- _AIM OF THE TASK_:
Collect every line of the records below that contains the word "andesite".
==============================
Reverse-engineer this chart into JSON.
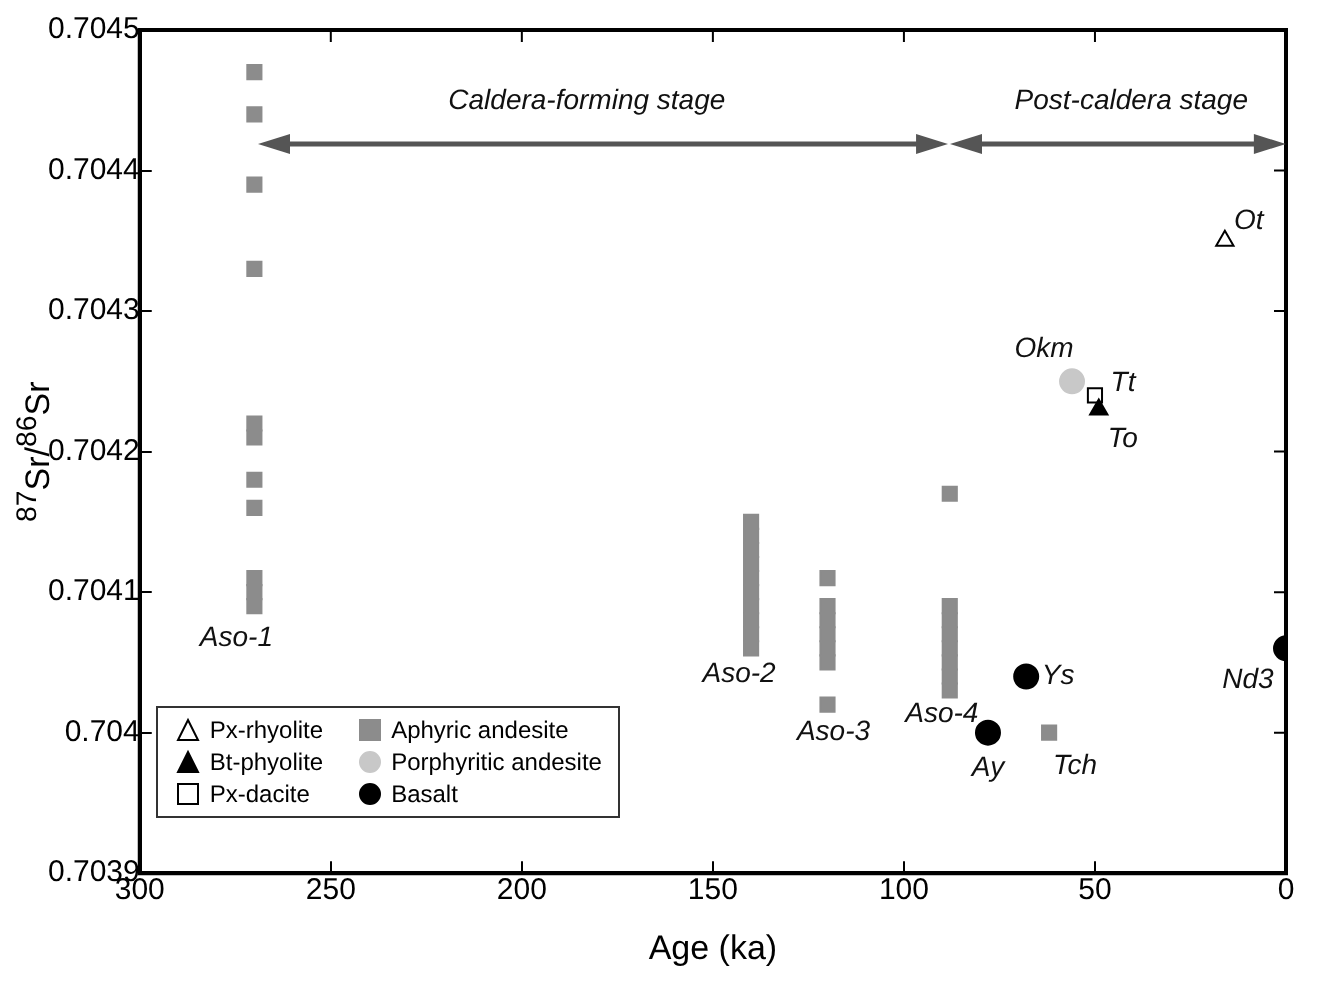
{
  "chart_data": {
    "type": "scatter",
    "xlabel": "Age (ka)",
    "ylabel": "$^{87}$Sr/$^{86}$Sr",
    "xlim": [
      300,
      0
    ],
    "xticks": [
      300,
      250,
      200,
      150,
      100,
      50,
      0
    ],
    "ylim": [
      0.7039,
      0.7045
    ],
    "yticks": [
      0.7039,
      0.704,
      0.7041,
      0.7042,
      0.7043,
      0.7044,
      0.7045
    ],
    "grid": false,
    "legend": "bottom left",
    "series": [
      {
        "name": "Px-rhyolite",
        "color": "#ffffff",
        "marker": "triangle",
        "x": [
          16
        ],
        "values": [
          0.70435
        ]
      },
      {
        "name": "Bt-phyolite",
        "color": "#000000",
        "marker": "triangle",
        "x": [
          49
        ],
        "values": [
          0.70423
        ]
      },
      {
        "name": "Px-dacite",
        "color": "#ffffff",
        "marker": "square",
        "x": [
          50
        ],
        "values": [
          0.70424
        ]
      },
      {
        "name": "Aphyric andesite",
        "color": "#8c8c8c",
        "marker": "square",
        "x": [
          270,
          270,
          270,
          270,
          270,
          270,
          270,
          270,
          270,
          270,
          270,
          140,
          140,
          140,
          140,
          140,
          140,
          140,
          140,
          140,
          140,
          120,
          120,
          120,
          120,
          120,
          120,
          120,
          88,
          88,
          88,
          88,
          88,
          88,
          88,
          88,
          62
        ],
        "values": [
          0.70447,
          0.70444,
          0.70439,
          0.70433,
          0.70422,
          0.70421,
          0.70418,
          0.70416,
          0.70411,
          0.7041,
          0.70409,
          0.70415,
          0.70414,
          0.70413,
          0.70412,
          0.70411,
          0.7041,
          0.70409,
          0.70408,
          0.70407,
          0.70406,
          0.70411,
          0.70409,
          0.70408,
          0.70407,
          0.70406,
          0.70405,
          0.70402,
          0.70417,
          0.70409,
          0.70408,
          0.70407,
          0.70406,
          0.70405,
          0.70404,
          0.70403,
          0.704
        ]
      },
      {
        "name": "Porphyritic andesite",
        "color": "#c8c8c8",
        "marker": "circle",
        "x": [
          56
        ],
        "values": [
          0.70425
        ]
      },
      {
        "name": "Basalt",
        "color": "#000000",
        "marker": "circle",
        "x": [
          68,
          78,
          0
        ],
        "values": [
          0.70404,
          0.704,
          0.70406
        ]
      }
    ],
    "annotations": [
      "Caldera-forming stage",
      "Post-caldera stage",
      {
        "text": "Aso-1",
        "x": 270,
        "y": 0.70409
      },
      {
        "text": "Aso-2",
        "x": 140,
        "y": 0.70406
      },
      {
        "text": "Aso-3",
        "x": 120,
        "y": 0.70402
      },
      {
        "text": "Aso-4",
        "x": 88,
        "y": 0.70403
      },
      {
        "text": "Ys",
        "x": 68,
        "y": 0.70404
      },
      {
        "text": "Ay",
        "x": 78,
        "y": 0.704
      },
      {
        "text": "Tch",
        "x": 62,
        "y": 0.704
      },
      {
        "text": "Nd3",
        "x": 0,
        "y": 0.70406
      },
      {
        "text": "Ot",
        "x": 16,
        "y": 0.70435
      },
      {
        "text": "Okm",
        "x": 56,
        "y": 0.70425
      },
      {
        "text": "Tt",
        "x": 50,
        "y": 0.70424
      },
      {
        "text": "To",
        "x": 49,
        "y": 0.70423
      }
    ]
  }
}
==============================
- _SOLUTION FOR THIS PROBLEM_:
        "name": "Aphyric andesite",
        "name": "Porphyritic andesite",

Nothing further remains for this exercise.